▸ Data in this exercise
* START *
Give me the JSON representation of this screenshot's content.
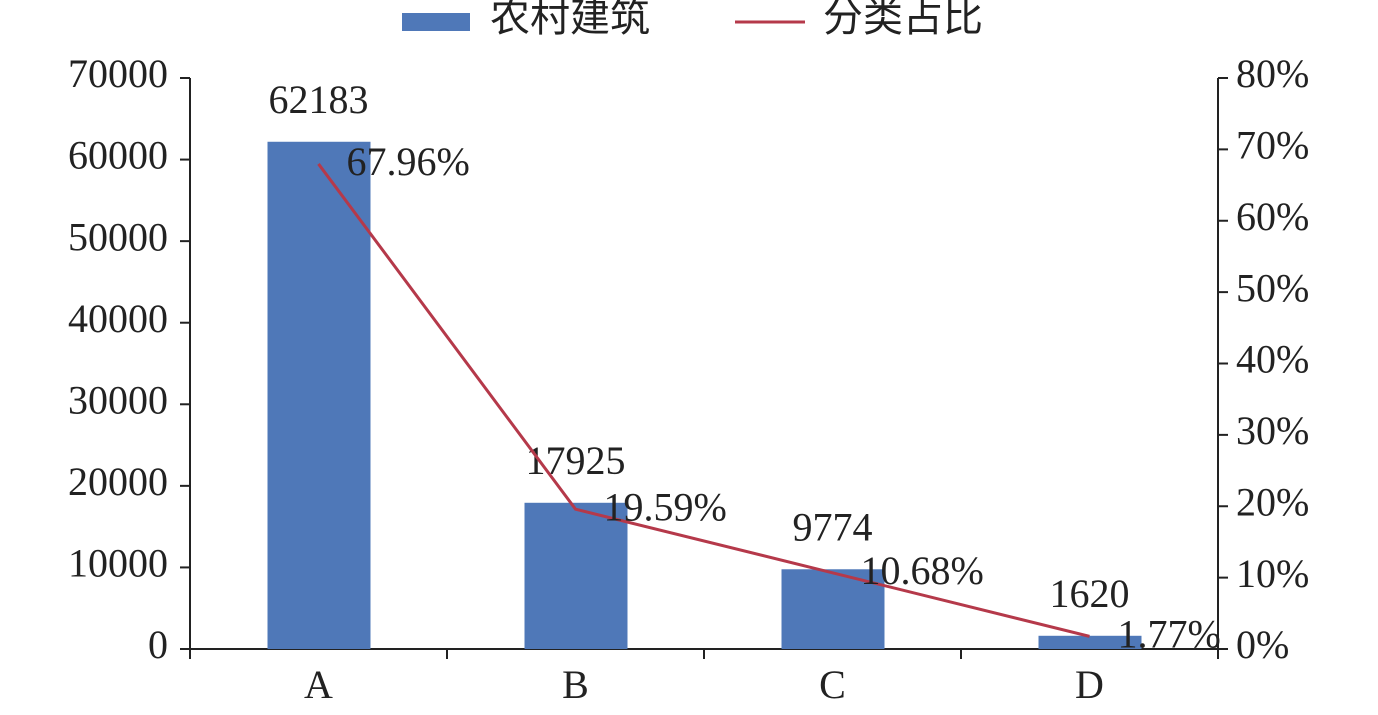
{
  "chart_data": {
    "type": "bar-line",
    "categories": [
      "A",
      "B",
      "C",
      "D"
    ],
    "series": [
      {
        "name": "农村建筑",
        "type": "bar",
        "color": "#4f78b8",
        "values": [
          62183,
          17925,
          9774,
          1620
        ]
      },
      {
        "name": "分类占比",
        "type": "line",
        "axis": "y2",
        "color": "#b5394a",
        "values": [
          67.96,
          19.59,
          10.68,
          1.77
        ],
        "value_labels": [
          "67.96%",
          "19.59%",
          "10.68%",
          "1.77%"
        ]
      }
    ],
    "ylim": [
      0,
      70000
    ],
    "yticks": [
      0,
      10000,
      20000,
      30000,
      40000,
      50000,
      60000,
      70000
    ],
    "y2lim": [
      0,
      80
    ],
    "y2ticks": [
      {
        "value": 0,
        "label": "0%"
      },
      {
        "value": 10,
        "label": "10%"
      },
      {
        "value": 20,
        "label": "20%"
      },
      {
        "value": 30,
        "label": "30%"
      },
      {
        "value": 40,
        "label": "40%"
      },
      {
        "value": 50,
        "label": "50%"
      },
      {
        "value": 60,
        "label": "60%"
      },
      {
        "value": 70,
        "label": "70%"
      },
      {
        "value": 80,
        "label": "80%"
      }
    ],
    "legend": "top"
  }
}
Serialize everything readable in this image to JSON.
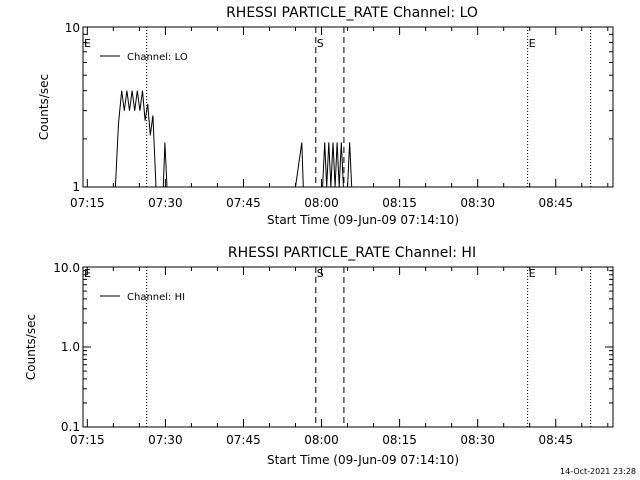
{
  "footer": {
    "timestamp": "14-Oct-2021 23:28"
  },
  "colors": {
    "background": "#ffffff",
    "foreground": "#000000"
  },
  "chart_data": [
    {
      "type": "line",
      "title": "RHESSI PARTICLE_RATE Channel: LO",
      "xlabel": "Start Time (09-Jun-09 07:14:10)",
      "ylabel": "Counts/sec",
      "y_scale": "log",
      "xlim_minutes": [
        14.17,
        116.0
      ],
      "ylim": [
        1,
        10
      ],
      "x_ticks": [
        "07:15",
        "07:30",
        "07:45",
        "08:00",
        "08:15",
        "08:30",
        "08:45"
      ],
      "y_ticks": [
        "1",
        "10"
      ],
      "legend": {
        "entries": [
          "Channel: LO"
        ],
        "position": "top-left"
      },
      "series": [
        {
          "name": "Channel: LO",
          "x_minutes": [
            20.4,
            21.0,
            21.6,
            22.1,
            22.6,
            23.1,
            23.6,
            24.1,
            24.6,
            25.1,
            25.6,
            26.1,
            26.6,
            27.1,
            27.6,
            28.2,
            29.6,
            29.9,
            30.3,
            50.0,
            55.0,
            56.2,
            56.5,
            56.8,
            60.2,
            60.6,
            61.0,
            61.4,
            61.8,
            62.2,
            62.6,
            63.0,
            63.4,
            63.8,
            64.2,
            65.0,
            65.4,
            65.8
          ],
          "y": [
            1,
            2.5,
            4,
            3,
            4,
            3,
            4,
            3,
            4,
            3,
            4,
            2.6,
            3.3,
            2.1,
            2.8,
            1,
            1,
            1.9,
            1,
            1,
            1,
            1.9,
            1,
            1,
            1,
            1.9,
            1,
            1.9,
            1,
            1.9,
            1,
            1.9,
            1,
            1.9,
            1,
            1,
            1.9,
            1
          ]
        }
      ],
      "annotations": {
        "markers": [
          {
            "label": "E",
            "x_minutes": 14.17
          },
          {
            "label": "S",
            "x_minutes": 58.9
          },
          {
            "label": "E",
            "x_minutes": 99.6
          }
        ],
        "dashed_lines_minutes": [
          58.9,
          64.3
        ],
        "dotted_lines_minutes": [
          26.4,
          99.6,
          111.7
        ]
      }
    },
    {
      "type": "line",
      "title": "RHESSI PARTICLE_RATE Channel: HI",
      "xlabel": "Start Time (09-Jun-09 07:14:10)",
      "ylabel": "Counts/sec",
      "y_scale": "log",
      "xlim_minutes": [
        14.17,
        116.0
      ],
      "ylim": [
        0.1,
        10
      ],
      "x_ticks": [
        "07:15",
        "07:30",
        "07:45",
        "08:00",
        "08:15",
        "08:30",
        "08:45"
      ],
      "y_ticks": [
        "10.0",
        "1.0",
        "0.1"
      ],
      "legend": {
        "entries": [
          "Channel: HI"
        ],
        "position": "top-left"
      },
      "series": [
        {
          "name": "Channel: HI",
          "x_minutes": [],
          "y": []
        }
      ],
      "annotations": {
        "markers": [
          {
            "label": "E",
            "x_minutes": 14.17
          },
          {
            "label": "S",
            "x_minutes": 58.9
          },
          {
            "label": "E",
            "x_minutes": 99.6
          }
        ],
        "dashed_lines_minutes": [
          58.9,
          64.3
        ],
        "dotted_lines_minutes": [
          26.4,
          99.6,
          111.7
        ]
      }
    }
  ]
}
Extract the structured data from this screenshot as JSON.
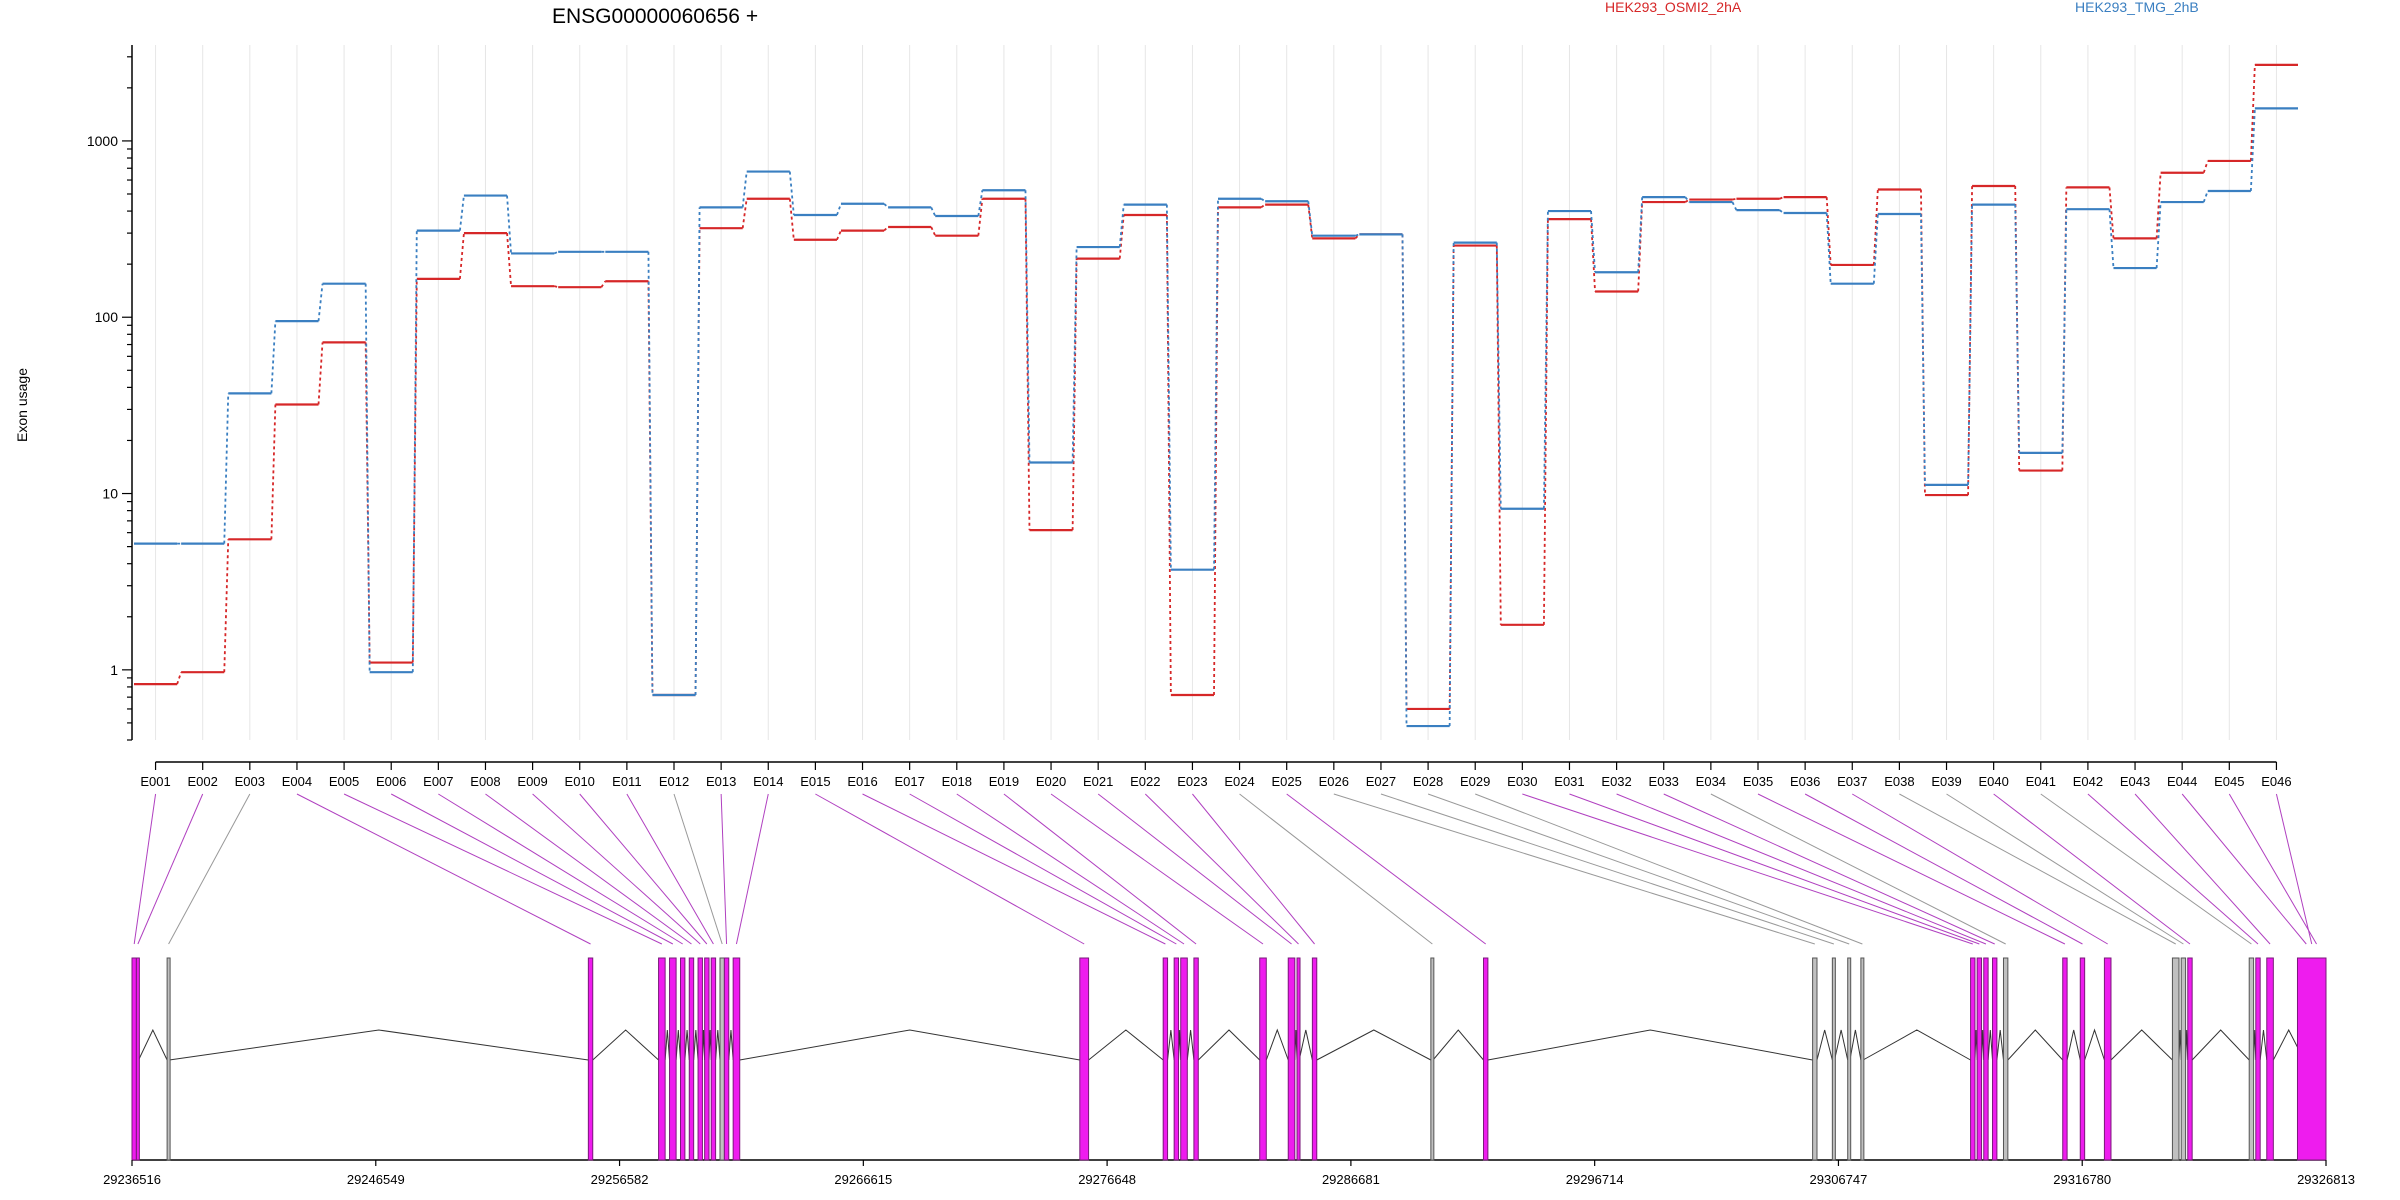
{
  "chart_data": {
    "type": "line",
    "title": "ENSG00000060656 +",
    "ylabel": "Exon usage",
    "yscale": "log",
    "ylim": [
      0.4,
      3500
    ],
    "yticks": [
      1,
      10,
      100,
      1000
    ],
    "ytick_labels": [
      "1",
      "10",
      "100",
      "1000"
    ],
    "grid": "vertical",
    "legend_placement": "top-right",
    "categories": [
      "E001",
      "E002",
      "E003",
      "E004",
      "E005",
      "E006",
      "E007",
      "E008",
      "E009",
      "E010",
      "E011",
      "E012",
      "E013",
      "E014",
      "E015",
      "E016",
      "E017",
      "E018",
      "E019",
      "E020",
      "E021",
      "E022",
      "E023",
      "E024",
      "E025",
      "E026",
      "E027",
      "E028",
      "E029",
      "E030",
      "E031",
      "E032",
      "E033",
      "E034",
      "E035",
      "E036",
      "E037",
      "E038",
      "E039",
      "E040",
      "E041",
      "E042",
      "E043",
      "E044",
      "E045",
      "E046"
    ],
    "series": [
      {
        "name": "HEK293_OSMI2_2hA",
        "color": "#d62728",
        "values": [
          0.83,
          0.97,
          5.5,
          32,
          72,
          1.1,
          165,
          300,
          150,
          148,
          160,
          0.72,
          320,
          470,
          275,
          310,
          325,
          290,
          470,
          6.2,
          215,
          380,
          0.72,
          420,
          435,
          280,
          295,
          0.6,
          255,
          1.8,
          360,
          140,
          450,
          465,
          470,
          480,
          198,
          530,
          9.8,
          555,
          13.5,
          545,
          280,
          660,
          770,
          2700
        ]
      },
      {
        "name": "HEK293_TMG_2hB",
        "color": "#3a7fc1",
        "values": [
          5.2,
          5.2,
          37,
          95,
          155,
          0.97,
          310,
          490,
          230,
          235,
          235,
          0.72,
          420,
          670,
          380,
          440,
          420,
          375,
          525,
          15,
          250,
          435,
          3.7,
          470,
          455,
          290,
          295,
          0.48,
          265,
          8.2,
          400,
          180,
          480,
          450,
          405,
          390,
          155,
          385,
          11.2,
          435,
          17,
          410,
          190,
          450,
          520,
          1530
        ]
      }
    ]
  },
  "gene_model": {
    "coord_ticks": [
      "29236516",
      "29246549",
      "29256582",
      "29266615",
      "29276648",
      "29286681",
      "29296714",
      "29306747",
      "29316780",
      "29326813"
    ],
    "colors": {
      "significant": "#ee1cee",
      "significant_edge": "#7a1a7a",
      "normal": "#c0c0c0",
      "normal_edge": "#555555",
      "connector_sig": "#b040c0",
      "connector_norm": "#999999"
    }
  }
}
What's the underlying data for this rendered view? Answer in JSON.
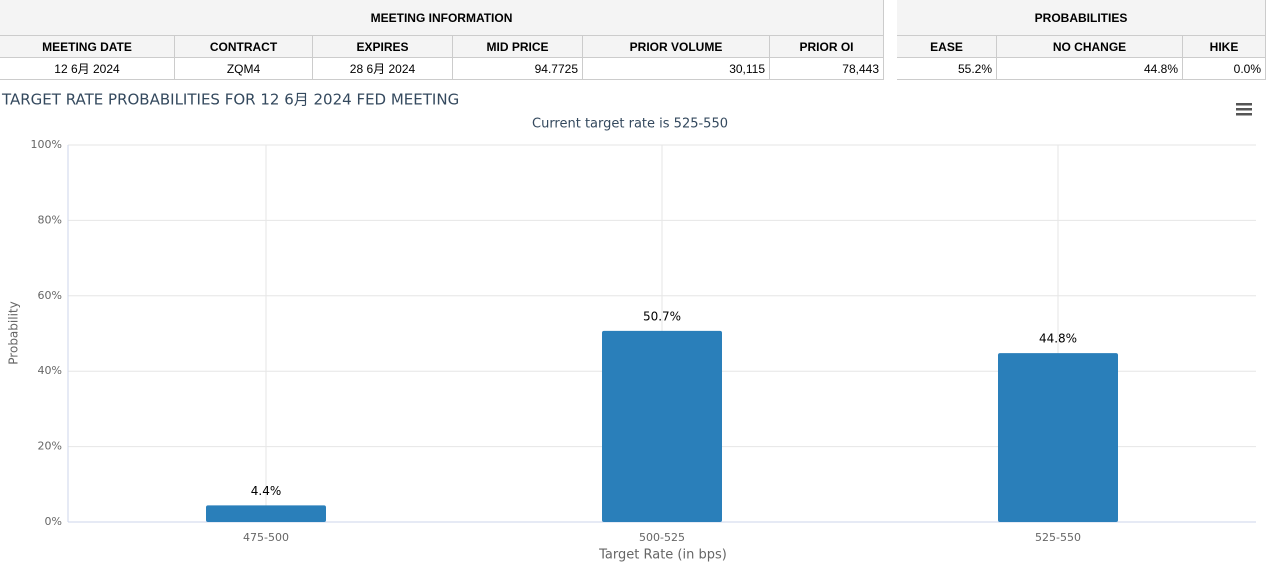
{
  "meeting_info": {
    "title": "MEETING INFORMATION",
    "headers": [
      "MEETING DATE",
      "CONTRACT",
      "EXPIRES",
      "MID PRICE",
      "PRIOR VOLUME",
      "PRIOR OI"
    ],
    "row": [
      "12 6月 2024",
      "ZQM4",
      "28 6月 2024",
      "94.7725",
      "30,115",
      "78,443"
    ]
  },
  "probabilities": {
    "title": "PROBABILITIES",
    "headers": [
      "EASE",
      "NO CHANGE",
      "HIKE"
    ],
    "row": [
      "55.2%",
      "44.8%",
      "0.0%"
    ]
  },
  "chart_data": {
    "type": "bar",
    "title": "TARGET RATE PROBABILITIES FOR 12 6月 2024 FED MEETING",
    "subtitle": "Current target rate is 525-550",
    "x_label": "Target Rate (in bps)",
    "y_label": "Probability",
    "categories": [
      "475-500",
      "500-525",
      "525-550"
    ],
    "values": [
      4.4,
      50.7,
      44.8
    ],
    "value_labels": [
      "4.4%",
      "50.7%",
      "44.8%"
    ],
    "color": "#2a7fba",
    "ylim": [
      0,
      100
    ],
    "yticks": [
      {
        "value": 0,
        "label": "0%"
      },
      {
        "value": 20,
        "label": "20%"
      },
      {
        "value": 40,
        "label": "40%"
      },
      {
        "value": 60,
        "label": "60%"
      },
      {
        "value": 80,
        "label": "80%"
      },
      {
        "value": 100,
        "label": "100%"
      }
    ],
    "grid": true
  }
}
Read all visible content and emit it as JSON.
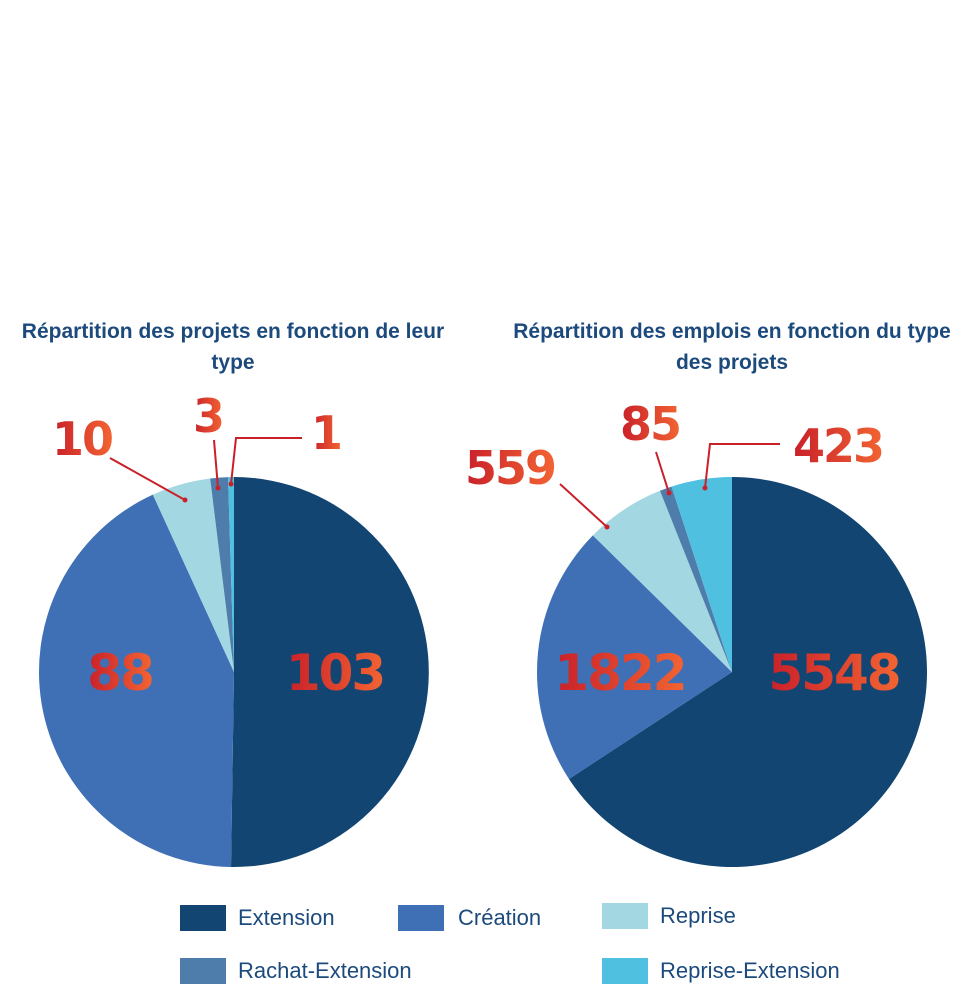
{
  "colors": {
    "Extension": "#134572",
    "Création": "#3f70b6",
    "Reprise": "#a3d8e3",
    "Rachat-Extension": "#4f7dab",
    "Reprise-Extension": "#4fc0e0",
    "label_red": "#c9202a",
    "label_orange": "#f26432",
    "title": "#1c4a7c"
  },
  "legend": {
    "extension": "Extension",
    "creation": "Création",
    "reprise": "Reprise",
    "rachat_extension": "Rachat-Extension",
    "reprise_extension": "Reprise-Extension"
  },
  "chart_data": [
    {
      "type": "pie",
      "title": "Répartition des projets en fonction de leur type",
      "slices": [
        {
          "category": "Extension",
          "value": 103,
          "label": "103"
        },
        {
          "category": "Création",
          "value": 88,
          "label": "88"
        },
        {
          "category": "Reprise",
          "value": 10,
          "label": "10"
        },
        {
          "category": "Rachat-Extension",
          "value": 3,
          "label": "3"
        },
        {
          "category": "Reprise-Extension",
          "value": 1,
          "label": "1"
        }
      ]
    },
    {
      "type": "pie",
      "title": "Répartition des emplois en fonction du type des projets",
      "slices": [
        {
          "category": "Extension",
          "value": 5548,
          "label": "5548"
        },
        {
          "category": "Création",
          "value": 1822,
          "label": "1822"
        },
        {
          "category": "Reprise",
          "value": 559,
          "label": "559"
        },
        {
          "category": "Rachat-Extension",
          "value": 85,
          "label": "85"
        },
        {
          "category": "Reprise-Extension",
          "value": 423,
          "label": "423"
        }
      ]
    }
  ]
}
* END *
List the lines of the records where "content" occurs.

▸ Output below
Give me the JSON representation of this screenshot's content.
Read all visible content and emit it as JSON.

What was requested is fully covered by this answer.